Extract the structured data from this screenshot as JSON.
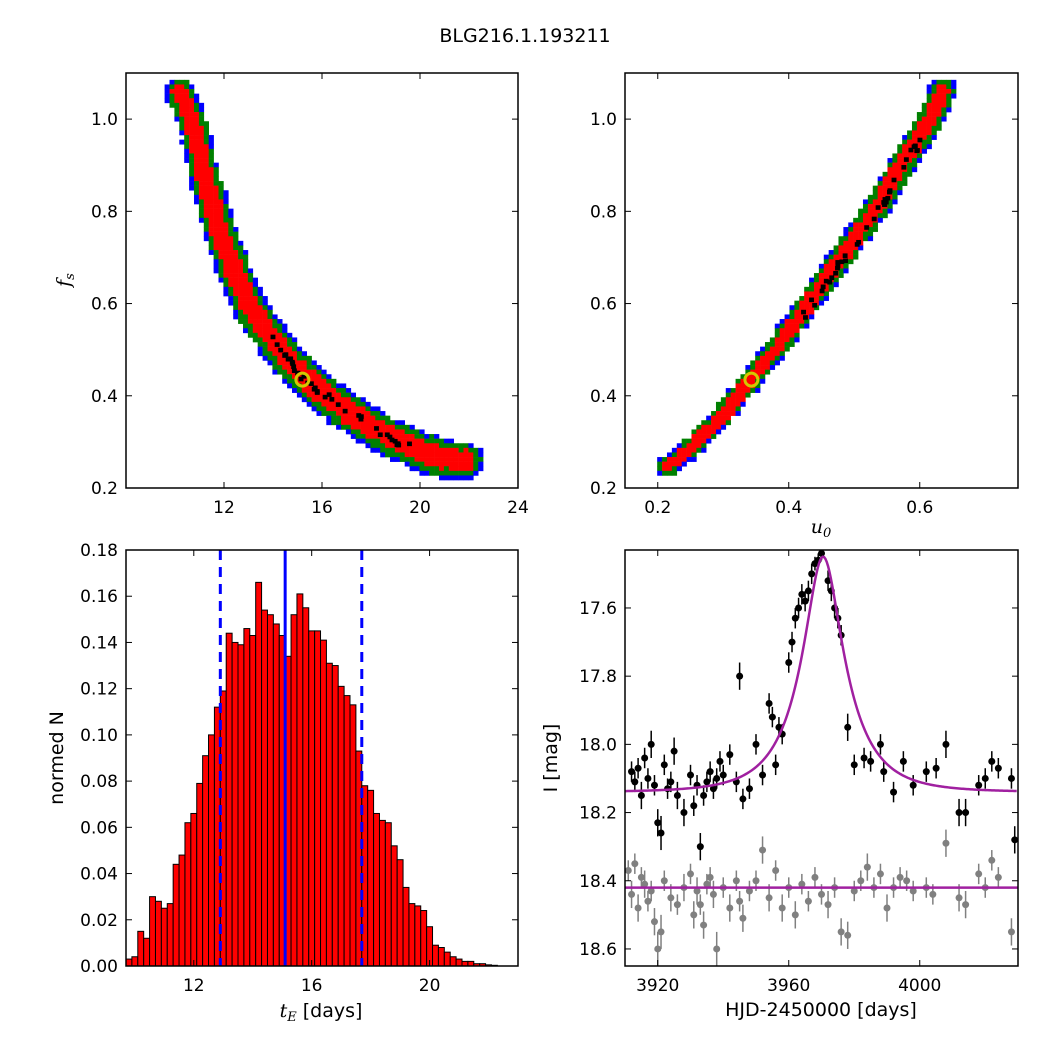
{
  "figure_title": "BLG216.1.193211",
  "colors": {
    "sigma1": "#ff0000",
    "sigma2": "#008000",
    "sigma3": "#0000ff",
    "top_samples": "#000000",
    "best_fit_marker": "#d4c800",
    "histogram_bar": "#ff0000",
    "median_line": "#0000ff",
    "model_curve": "#a020a0",
    "event_points": "#000000",
    "baseline_points": "#808080"
  },
  "chart_data": [
    {
      "type": "heatmap",
      "panel": "top-left",
      "xlabel": "",
      "ylabel": "f_s",
      "xlim": [
        8,
        24
      ],
      "ylim": [
        0.2,
        1.1
      ],
      "x_ticks": [
        "12",
        "16",
        "20",
        "24"
      ],
      "y_ticks": [
        "0.2",
        "0.4",
        "0.6",
        "0.8",
        "1.0"
      ],
      "best_fit": {
        "x": 15.2,
        "y": 0.435
      },
      "ridge": [
        [
          10.2,
          1.06
        ],
        [
          10.8,
          0.98
        ],
        [
          11.2,
          0.88
        ],
        [
          11.6,
          0.8
        ],
        [
          12.0,
          0.73
        ],
        [
          12.5,
          0.66
        ],
        [
          13.0,
          0.6
        ],
        [
          13.6,
          0.55
        ],
        [
          14.3,
          0.5
        ],
        [
          15.0,
          0.455
        ],
        [
          15.8,
          0.415
        ],
        [
          16.8,
          0.375
        ],
        [
          17.8,
          0.34
        ],
        [
          18.8,
          0.31
        ],
        [
          19.8,
          0.285
        ],
        [
          20.8,
          0.265
        ],
        [
          21.8,
          0.26
        ]
      ],
      "confidence_regions": [
        "1 sigma (red)",
        "2 sigma (green)",
        "3 sigma (blue)"
      ]
    },
    {
      "type": "heatmap",
      "panel": "top-right",
      "xlabel": "u_0",
      "ylabel": "",
      "xlim": [
        0.15,
        0.75
      ],
      "ylim": [
        0.2,
        1.1
      ],
      "x_ticks": [
        "0.2",
        "0.4",
        "0.6"
      ],
      "y_ticks": [
        "0.2",
        "0.4",
        "0.6",
        "0.8",
        "1.0"
      ],
      "best_fit": {
        "x": 0.343,
        "y": 0.435
      },
      "ridge": [
        [
          0.215,
          0.245
        ],
        [
          0.26,
          0.3
        ],
        [
          0.3,
          0.36
        ],
        [
          0.343,
          0.435
        ],
        [
          0.39,
          0.52
        ],
        [
          0.44,
          0.62
        ],
        [
          0.49,
          0.72
        ],
        [
          0.54,
          0.82
        ],
        [
          0.58,
          0.92
        ],
        [
          0.62,
          1.01
        ],
        [
          0.635,
          1.06
        ]
      ],
      "confidence_regions": [
        "1 sigma (red)",
        "2 sigma (green)",
        "3 sigma (blue)"
      ]
    },
    {
      "type": "bar",
      "panel": "bottom-left",
      "xlabel": "t_E [days]",
      "ylabel": "normed N",
      "xlim": [
        9.7,
        23.0
      ],
      "ylim": [
        0,
        0.18
      ],
      "bin_width": 0.2,
      "bin_start": 9.7,
      "x_ticks": [
        "12",
        "16",
        "20"
      ],
      "y_ticks": [
        "0.00",
        "0.02",
        "0.04",
        "0.06",
        "0.08",
        "0.10",
        "0.12",
        "0.14",
        "0.16",
        "0.18"
      ],
      "values": [
        0.003,
        0.004,
        0.015,
        0.012,
        0.03,
        0.028,
        0.025,
        0.027,
        0.044,
        0.048,
        0.062,
        0.066,
        0.079,
        0.091,
        0.1,
        0.112,
        0.119,
        0.144,
        0.14,
        0.139,
        0.146,
        0.143,
        0.166,
        0.154,
        0.152,
        0.148,
        0.143,
        0.134,
        0.152,
        0.161,
        0.155,
        0.145,
        0.145,
        0.141,
        0.131,
        0.13,
        0.121,
        0.117,
        0.113,
        0.093,
        0.078,
        0.076,
        0.066,
        0.063,
        0.062,
        0.052,
        0.046,
        0.034,
        0.027,
        0.026,
        0.024,
        0.017,
        0.009,
        0.008,
        0.006,
        0.004,
        0.003,
        0.002,
        0.002,
        0.001,
        0.001,
        0.0005,
        0.0003
      ],
      "median": 15.1,
      "interval": [
        12.9,
        17.7
      ]
    },
    {
      "type": "scatter",
      "panel": "bottom-right",
      "xlabel": "HJD-2450000 [days]",
      "ylabel": "I [mag]",
      "xlim": [
        3910,
        4030
      ],
      "ylim": [
        18.65,
        17.43
      ],
      "x_ticks": [
        "3920",
        "3960",
        "4000"
      ],
      "y_ticks": [
        "17.6",
        "17.8",
        "18.0",
        "18.2",
        "18.4",
        "18.6"
      ],
      "model": {
        "baseline": 18.14,
        "t0": 3970.5,
        "tE": 15.2,
        "u0": 0.343,
        "fs": 0.435
      },
      "event_points": [
        [
          3912,
          18.08,
          0.03
        ],
        [
          3913,
          18.11,
          0.03
        ],
        [
          3914,
          18.07,
          0.03
        ],
        [
          3915,
          18.15,
          0.04
        ],
        [
          3916,
          18.04,
          0.03
        ],
        [
          3917,
          18.1,
          0.03
        ],
        [
          3918,
          18.0,
          0.04
        ],
        [
          3919,
          18.12,
          0.03
        ],
        [
          3920,
          18.23,
          0.04
        ],
        [
          3921,
          18.26,
          0.05
        ],
        [
          3922,
          18.06,
          0.03
        ],
        [
          3923,
          18.13,
          0.03
        ],
        [
          3924,
          18.11,
          0.03
        ],
        [
          3925,
          18.02,
          0.04
        ],
        [
          3926,
          18.15,
          0.04
        ],
        [
          3928,
          18.2,
          0.04
        ],
        [
          3930,
          18.09,
          0.03
        ],
        [
          3931,
          18.18,
          0.03
        ],
        [
          3932,
          18.12,
          0.03
        ],
        [
          3933,
          18.3,
          0.04
        ],
        [
          3934,
          18.15,
          0.03
        ],
        [
          3935,
          18.11,
          0.03
        ],
        [
          3936,
          18.08,
          0.03
        ],
        [
          3937,
          18.13,
          0.03
        ],
        [
          3938,
          18.1,
          0.03
        ],
        [
          3939,
          18.05,
          0.03
        ],
        [
          3940,
          18.09,
          0.03
        ],
        [
          3942,
          18.03,
          0.03
        ],
        [
          3944,
          18.11,
          0.03
        ],
        [
          3945,
          17.8,
          0.04
        ],
        [
          3946,
          18.16,
          0.03
        ],
        [
          3948,
          18.13,
          0.03
        ],
        [
          3950,
          18.0,
          0.03
        ],
        [
          3952,
          18.09,
          0.03
        ],
        [
          3954,
          17.88,
          0.03
        ],
        [
          3955,
          17.92,
          0.03
        ],
        [
          3956,
          18.06,
          0.03
        ],
        [
          3957,
          17.95,
          0.03
        ],
        [
          3958,
          17.97,
          0.03
        ],
        [
          3960,
          17.76,
          0.03
        ],
        [
          3961,
          17.7,
          0.03
        ],
        [
          3962,
          17.63,
          0.03
        ],
        [
          3963,
          17.6,
          0.03
        ],
        [
          3964,
          17.56,
          0.03
        ],
        [
          3965,
          17.58,
          0.03
        ],
        [
          3966,
          17.55,
          0.03
        ],
        [
          3967,
          17.5,
          0.03
        ],
        [
          3968,
          17.47,
          0.02
        ],
        [
          3969,
          17.46,
          0.02
        ],
        [
          3970,
          17.44,
          0.02
        ],
        [
          3972,
          17.52,
          0.03
        ],
        [
          3973,
          17.55,
          0.03
        ],
        [
          3974,
          17.6,
          0.03
        ],
        [
          3975,
          17.63,
          0.03
        ],
        [
          3976,
          17.68,
          0.03
        ],
        [
          3978,
          17.95,
          0.04
        ],
        [
          3980,
          18.06,
          0.03
        ],
        [
          3983,
          18.04,
          0.03
        ],
        [
          3985,
          18.05,
          0.03
        ],
        [
          3988,
          18.0,
          0.03
        ],
        [
          3989,
          18.08,
          0.03
        ],
        [
          3992,
          18.14,
          0.03
        ],
        [
          3995,
          18.05,
          0.03
        ],
        [
          3998,
          18.12,
          0.03
        ],
        [
          4002,
          18.08,
          0.03
        ],
        [
          4005,
          18.07,
          0.03
        ],
        [
          4008,
          18.0,
          0.04
        ],
        [
          4012,
          18.2,
          0.04
        ],
        [
          4014,
          18.2,
          0.04
        ],
        [
          4018,
          18.12,
          0.03
        ],
        [
          4020,
          18.1,
          0.03
        ],
        [
          4022,
          18.05,
          0.03
        ],
        [
          4024,
          18.07,
          0.03
        ],
        [
          4028,
          18.1,
          0.03
        ],
        [
          4029,
          18.28,
          0.04
        ]
      ],
      "baseline_points": [
        [
          3911,
          18.37,
          0.03
        ],
        [
          3912,
          18.44,
          0.04
        ],
        [
          3913,
          18.35,
          0.03
        ],
        [
          3914,
          18.48,
          0.04
        ],
        [
          3915,
          18.39,
          0.03
        ],
        [
          3916,
          18.41,
          0.04
        ],
        [
          3917,
          18.46,
          0.03
        ],
        [
          3918,
          18.43,
          0.03
        ],
        [
          3919,
          18.52,
          0.04
        ],
        [
          3920,
          18.6,
          0.05
        ],
        [
          3921,
          18.55,
          0.05
        ],
        [
          3922,
          18.4,
          0.03
        ],
        [
          3924,
          18.45,
          0.04
        ],
        [
          3926,
          18.47,
          0.03
        ],
        [
          3928,
          18.42,
          0.04
        ],
        [
          3930,
          18.38,
          0.03
        ],
        [
          3931,
          18.5,
          0.04
        ],
        [
          3932,
          18.43,
          0.04
        ],
        [
          3933,
          18.47,
          0.03
        ],
        [
          3934,
          18.53,
          0.04
        ],
        [
          3935,
          18.41,
          0.03
        ],
        [
          3936,
          18.39,
          0.03
        ],
        [
          3937,
          18.44,
          0.04
        ],
        [
          3938,
          18.6,
          0.05
        ],
        [
          3940,
          18.42,
          0.03
        ],
        [
          3942,
          18.48,
          0.04
        ],
        [
          3944,
          18.4,
          0.03
        ],
        [
          3945,
          18.46,
          0.03
        ],
        [
          3946,
          18.51,
          0.04
        ],
        [
          3948,
          18.43,
          0.03
        ],
        [
          3950,
          18.4,
          0.03
        ],
        [
          3952,
          18.31,
          0.04
        ],
        [
          3954,
          18.45,
          0.04
        ],
        [
          3956,
          18.37,
          0.03
        ],
        [
          3958,
          18.48,
          0.04
        ],
        [
          3960,
          18.42,
          0.03
        ],
        [
          3962,
          18.5,
          0.04
        ],
        [
          3964,
          18.41,
          0.03
        ],
        [
          3966,
          18.46,
          0.03
        ],
        [
          3968,
          18.39,
          0.03
        ],
        [
          3970,
          18.44,
          0.03
        ],
        [
          3972,
          18.47,
          0.04
        ],
        [
          3974,
          18.42,
          0.03
        ],
        [
          3976,
          18.55,
          0.04
        ],
        [
          3978,
          18.56,
          0.04
        ],
        [
          3980,
          18.43,
          0.03
        ],
        [
          3982,
          18.4,
          0.03
        ],
        [
          3984,
          18.36,
          0.04
        ],
        [
          3986,
          18.42,
          0.03
        ],
        [
          3988,
          18.38,
          0.03
        ],
        [
          3990,
          18.48,
          0.04
        ],
        [
          3992,
          18.42,
          0.03
        ],
        [
          3994,
          18.39,
          0.03
        ],
        [
          3996,
          18.4,
          0.03
        ],
        [
          3998,
          18.43,
          0.03
        ],
        [
          4002,
          18.42,
          0.03
        ],
        [
          4004,
          18.44,
          0.03
        ],
        [
          4008,
          18.29,
          0.04
        ],
        [
          4012,
          18.45,
          0.04
        ],
        [
          4014,
          18.47,
          0.04
        ],
        [
          4018,
          18.38,
          0.03
        ],
        [
          4020,
          18.42,
          0.03
        ],
        [
          4022,
          18.34,
          0.03
        ],
        [
          4024,
          18.39,
          0.03
        ],
        [
          4028,
          18.55,
          0.04
        ]
      ],
      "baseline_line": 18.42
    }
  ]
}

○ ○ ○ ○ ○

Going through the records above, state how many lines carry "ylabel", with no other text.

4